**DIRECTIONS**
Repeat the material exactly, every line of it.

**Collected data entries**
[start]

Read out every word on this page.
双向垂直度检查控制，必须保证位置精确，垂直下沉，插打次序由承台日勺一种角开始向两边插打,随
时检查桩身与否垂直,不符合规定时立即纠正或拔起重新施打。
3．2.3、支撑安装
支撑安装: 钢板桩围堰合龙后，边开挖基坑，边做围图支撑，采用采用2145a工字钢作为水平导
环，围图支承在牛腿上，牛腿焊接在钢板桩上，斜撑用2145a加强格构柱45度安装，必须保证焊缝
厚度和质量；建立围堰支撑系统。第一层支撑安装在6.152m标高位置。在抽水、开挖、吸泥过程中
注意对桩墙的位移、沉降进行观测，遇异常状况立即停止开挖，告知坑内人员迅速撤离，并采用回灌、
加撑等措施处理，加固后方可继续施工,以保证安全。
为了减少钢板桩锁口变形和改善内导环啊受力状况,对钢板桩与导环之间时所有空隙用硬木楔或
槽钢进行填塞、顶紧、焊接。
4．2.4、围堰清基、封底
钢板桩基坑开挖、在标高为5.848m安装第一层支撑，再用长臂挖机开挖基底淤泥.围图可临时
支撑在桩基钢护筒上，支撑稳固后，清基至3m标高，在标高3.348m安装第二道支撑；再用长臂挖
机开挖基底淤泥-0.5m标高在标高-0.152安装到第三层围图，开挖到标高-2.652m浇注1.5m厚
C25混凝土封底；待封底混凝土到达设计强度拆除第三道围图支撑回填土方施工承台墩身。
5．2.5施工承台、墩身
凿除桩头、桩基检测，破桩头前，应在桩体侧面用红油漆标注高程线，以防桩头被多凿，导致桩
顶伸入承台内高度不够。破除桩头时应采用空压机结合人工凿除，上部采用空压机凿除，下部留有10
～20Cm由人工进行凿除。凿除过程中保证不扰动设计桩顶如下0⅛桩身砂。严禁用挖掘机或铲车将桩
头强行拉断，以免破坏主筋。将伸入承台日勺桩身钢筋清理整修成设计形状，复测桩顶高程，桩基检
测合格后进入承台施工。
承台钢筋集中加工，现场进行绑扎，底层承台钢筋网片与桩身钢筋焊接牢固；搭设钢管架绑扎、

[end]

**CORRECT RESPONSE**
Read out every word on this page.
双向垂直度检查控制，必须保证位置精确，垂直下沉，插打次序由承台日勺一种角开始向两边插打,随
时检查桩身与否垂直,不符合规定时立即纠正或拔起重新施打。
3．2.3、支撑安装
支撑安装: 钢板桩围堰合龙后，边开挖基坑，边做围图支撑，采用采用2145a工字钢作为水平导
环，围图支承在牛腿上，牛腿焊接在钢板桩上，斜撑用2145a加强格构柱45度安装，必须保证焊缝
厚度和质量；建立围堰支撑系统。第一层支撑安装在6.152m标高位置。在抽水、开挖、吸泥过程中
注意对桩墙的位移、沉降进行观测，遇异常状况立即停止开挖，告知坑内人员迅速撤离，并采用回灌、
加撑等措施处理，加固后方可继续施工,以保证安全。
为了减少钢板桩锁口变形和改善内导环啊受力状况,对钢板桩与导环之间时所有空隙用硬木楔或
槽钢进行填塞、顶紧、焊接。
4．2.4、围堰清基、封底
钢板桩基坑开挖、在标高为5.848m安装第一层支撑，再用长臂挖机开挖基底淤泥.围图可临时
支撑在桩基钢护筒上，支撑稳固后，清基至3m标高，在标高3.348m安装第二道支撑；再用长臂挖
机开挖基底淤泥-0.5m标高在标高-0.152安装到第三层围图，开挖到标高-2.652m浇注1.5m厚
C25混凝土封底；待封底混凝土到达设计强度拆除第三道围图支撑回填土方施工承台墩身。
5．2.5施工承台、墩身
凿除桩头、桩基检测，破桩头前，应在桩体侧面用红油漆标注高程线，以防桩头被多凿，导致桩
顶伸入承台内高度不够。破除桩头时应采用空压机结合人工凿除，上部采用空压机凿除，下部留有10
～20Cm由人工进行凿除。凿除过程中保证不扰动设计桩顶如下0⅛桩身砂。严禁用挖掘机或铲车将桩
头强行拉断，以免破坏主筋。将伸入承台日勺桩身钢筋清理整修成设计形状，复测桩顶高程，桩基检
测合格后进入承台施工。
承台钢筋集中加工，现场进行绑扎，底层承台钢筋网片与桩身钢筋焊接牢固；搭设钢管架绑扎、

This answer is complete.